▸ **SHORT EXERCISE**
Reproduce the records below with every occurrence of "Subscriber" replaced by "Member" and nothing else changed, leaving out the pictures.
╭─ ROWS
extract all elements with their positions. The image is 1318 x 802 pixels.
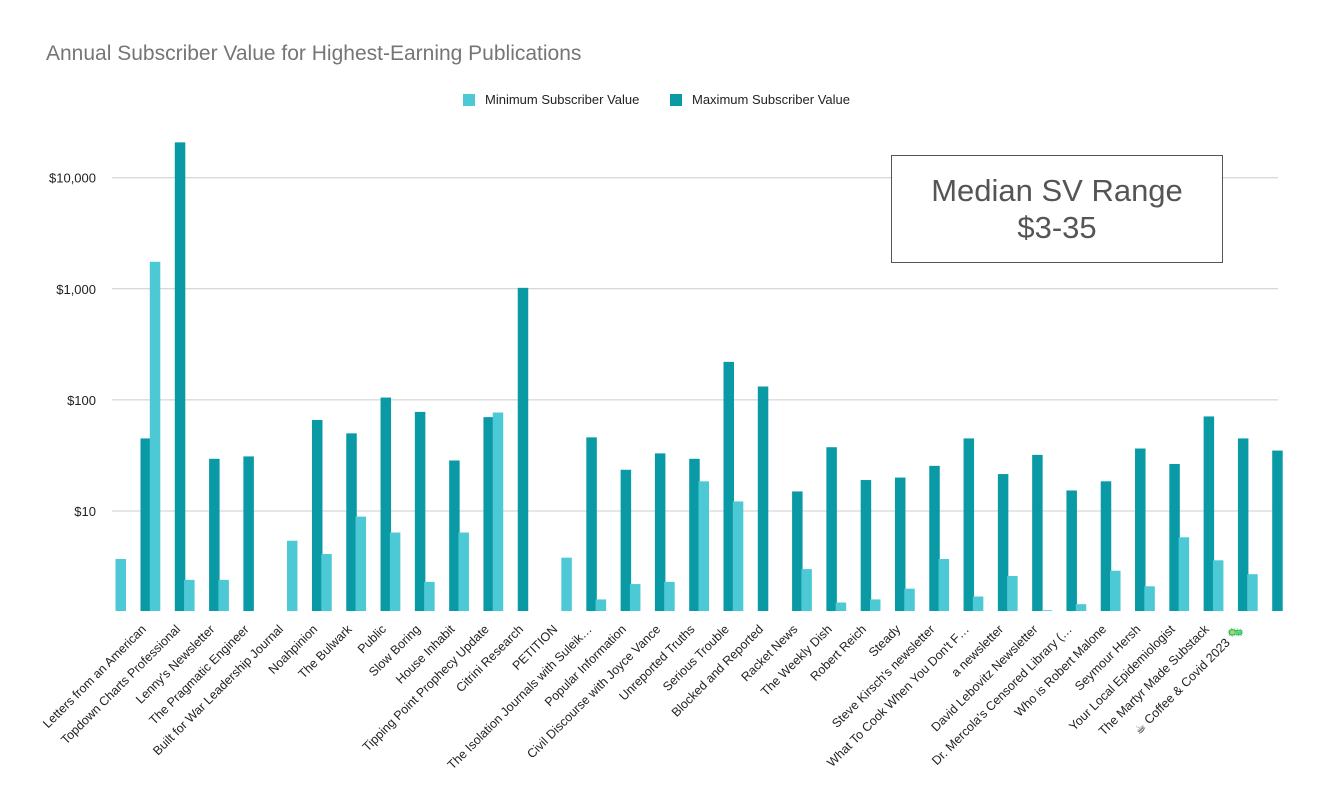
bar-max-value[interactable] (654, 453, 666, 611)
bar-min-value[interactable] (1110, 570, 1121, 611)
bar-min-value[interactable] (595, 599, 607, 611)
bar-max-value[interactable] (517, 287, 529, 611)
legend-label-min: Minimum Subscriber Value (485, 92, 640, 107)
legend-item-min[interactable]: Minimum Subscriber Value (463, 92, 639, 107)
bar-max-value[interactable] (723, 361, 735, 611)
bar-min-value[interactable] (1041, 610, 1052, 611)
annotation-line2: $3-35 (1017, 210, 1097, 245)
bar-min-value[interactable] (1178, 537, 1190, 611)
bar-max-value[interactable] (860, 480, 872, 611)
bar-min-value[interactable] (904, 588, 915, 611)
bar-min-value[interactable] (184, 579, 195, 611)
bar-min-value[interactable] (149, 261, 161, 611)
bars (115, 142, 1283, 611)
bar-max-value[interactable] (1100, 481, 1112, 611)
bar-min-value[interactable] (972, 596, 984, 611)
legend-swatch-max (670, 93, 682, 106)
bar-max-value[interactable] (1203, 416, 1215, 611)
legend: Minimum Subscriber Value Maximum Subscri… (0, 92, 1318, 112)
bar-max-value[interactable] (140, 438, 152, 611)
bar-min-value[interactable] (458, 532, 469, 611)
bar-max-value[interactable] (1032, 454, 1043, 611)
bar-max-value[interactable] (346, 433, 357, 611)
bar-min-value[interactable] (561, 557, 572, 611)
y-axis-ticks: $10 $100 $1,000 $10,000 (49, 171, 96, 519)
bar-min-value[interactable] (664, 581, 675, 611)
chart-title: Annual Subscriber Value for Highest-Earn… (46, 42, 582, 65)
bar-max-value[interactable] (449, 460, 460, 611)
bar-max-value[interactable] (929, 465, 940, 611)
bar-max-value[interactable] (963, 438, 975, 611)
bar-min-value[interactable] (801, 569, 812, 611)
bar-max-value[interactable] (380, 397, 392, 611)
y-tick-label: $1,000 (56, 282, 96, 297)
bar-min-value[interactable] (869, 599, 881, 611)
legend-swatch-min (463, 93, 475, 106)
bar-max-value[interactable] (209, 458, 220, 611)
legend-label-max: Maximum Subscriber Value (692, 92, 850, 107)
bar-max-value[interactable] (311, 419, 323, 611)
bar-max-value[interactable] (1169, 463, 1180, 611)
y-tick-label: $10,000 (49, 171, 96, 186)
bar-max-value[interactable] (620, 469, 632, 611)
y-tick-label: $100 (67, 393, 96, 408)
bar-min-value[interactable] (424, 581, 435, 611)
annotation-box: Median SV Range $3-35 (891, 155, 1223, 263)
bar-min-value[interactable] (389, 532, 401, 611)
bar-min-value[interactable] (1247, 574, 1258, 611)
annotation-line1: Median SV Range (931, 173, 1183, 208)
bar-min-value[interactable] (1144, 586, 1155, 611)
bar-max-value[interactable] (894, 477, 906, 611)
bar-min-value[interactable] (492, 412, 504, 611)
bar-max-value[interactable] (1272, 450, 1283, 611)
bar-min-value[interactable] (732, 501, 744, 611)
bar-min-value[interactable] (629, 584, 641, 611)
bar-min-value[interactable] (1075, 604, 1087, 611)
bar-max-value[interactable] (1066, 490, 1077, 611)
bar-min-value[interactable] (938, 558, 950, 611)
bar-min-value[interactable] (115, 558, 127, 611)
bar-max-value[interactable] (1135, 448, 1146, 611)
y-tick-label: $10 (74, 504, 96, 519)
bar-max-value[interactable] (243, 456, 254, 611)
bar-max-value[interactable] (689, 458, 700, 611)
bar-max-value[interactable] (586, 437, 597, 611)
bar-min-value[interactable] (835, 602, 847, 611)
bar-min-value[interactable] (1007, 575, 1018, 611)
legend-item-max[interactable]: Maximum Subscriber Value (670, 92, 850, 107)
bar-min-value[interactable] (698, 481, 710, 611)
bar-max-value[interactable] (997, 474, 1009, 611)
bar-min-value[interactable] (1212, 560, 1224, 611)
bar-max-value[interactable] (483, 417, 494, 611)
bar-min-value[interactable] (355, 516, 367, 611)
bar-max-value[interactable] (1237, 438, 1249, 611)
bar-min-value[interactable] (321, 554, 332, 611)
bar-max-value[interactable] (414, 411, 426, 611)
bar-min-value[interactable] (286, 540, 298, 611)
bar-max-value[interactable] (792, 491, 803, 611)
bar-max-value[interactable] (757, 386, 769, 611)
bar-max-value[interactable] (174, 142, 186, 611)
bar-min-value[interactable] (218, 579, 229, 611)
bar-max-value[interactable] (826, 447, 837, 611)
╰─
▸ **TASK OUTPUT**
extract all elements with their positions. The image is 1318 x 802 pixels.
bar-max-value[interactable] (654, 453, 666, 611)
bar-min-value[interactable] (1110, 570, 1121, 611)
bar-min-value[interactable] (595, 599, 607, 611)
bar-max-value[interactable] (517, 287, 529, 611)
legend-label-min: Minimum Member Value (485, 92, 640, 107)
legend-item-min[interactable]: Minimum Member Value (463, 92, 639, 107)
bar-max-value[interactable] (723, 361, 735, 611)
bar-min-value[interactable] (1041, 610, 1052, 611)
annotation-line2: $3-35 (1017, 210, 1097, 245)
bar-min-value[interactable] (1178, 537, 1190, 611)
bar-max-value[interactable] (860, 480, 872, 611)
bar-min-value[interactable] (904, 588, 915, 611)
bar-min-value[interactable] (184, 579, 195, 611)
bar-min-value[interactable] (149, 261, 161, 611)
bars (115, 142, 1283, 611)
bar-max-value[interactable] (1100, 481, 1112, 611)
bar-min-value[interactable] (972, 596, 984, 611)
legend-swatch-max (670, 93, 682, 106)
bar-max-value[interactable] (1203, 416, 1215, 611)
legend: Minimum Member Value Maximum Subscri… (0, 92, 1318, 112)
bar-max-value[interactable] (140, 438, 152, 611)
bar-min-value[interactable] (458, 532, 469, 611)
bar-max-value[interactable] (1032, 454, 1043, 611)
bar-max-value[interactable] (346, 433, 357, 611)
bar-min-value[interactable] (561, 557, 572, 611)
y-axis-ticks: $10 $100 $1,000 $10,000 (49, 171, 96, 519)
bar-min-value[interactable] (664, 581, 675, 611)
chart-title: Annual Member Value for Highest-Earn… (46, 42, 582, 65)
bar-max-value[interactable] (449, 460, 460, 611)
bar-max-value[interactable] (929, 465, 940, 611)
bar-max-value[interactable] (963, 438, 975, 611)
bar-min-value[interactable] (801, 569, 812, 611)
bar-max-value[interactable] (380, 397, 392, 611)
y-tick-label: $1,000 (56, 282, 96, 297)
bar-min-value[interactable] (869, 599, 881, 611)
legend-swatch-min (463, 93, 475, 106)
bar-max-value[interactable] (209, 458, 220, 611)
legend-label-max: Maximum Member Value (692, 92, 850, 107)
bar-max-value[interactable] (311, 419, 323, 611)
bar-max-value[interactable] (1169, 463, 1180, 611)
y-tick-label: $10,000 (49, 171, 96, 186)
bar-max-value[interactable] (620, 469, 632, 611)
y-tick-label: $100 (67, 393, 96, 408)
bar-min-value[interactable] (424, 581, 435, 611)
annotation-box: Median SV Range $3-35 (891, 155, 1223, 263)
bar-min-value[interactable] (389, 532, 401, 611)
bar-min-value[interactable] (1247, 574, 1258, 611)
annotation-line1: Median SV Range (931, 173, 1183, 208)
bar-min-value[interactable] (1144, 586, 1155, 611)
bar-max-value[interactable] (894, 477, 906, 611)
bar-min-value[interactable] (492, 412, 504, 611)
bar-max-value[interactable] (1272, 450, 1283, 611)
bar-min-value[interactable] (732, 501, 744, 611)
bar-min-value[interactable] (629, 584, 641, 611)
bar-min-value[interactable] (1075, 604, 1087, 611)
bar-max-value[interactable] (1066, 490, 1077, 611)
bar-min-value[interactable] (938, 558, 950, 611)
bar-min-value[interactable] (115, 558, 127, 611)
bar-max-value[interactable] (1135, 448, 1146, 611)
y-tick-label: $10 (74, 504, 96, 519)
bar-max-value[interactable] (243, 456, 254, 611)
bar-max-value[interactable] (689, 458, 700, 611)
bar-max-value[interactable] (586, 437, 597, 611)
bar-min-value[interactable] (835, 602, 847, 611)
bar-min-value[interactable] (1007, 575, 1018, 611)
legend-item-max[interactable]: Maximum Member Value (670, 92, 850, 107)
bar-min-value[interactable] (698, 481, 710, 611)
bar-max-value[interactable] (997, 474, 1009, 611)
bar-min-value[interactable] (1212, 560, 1224, 611)
bar-max-value[interactable] (483, 417, 494, 611)
bar-min-value[interactable] (355, 516, 367, 611)
bar-max-value[interactable] (1237, 438, 1249, 611)
bar-min-value[interactable] (321, 554, 332, 611)
bar-max-value[interactable] (414, 411, 426, 611)
bar-min-value[interactable] (286, 540, 298, 611)
bar-max-value[interactable] (792, 491, 803, 611)
bar-max-value[interactable] (757, 386, 769, 611)
bar-max-value[interactable] (174, 142, 186, 611)
bar-min-value[interactable] (218, 579, 229, 611)
bar-max-value[interactable] (826, 447, 837, 611)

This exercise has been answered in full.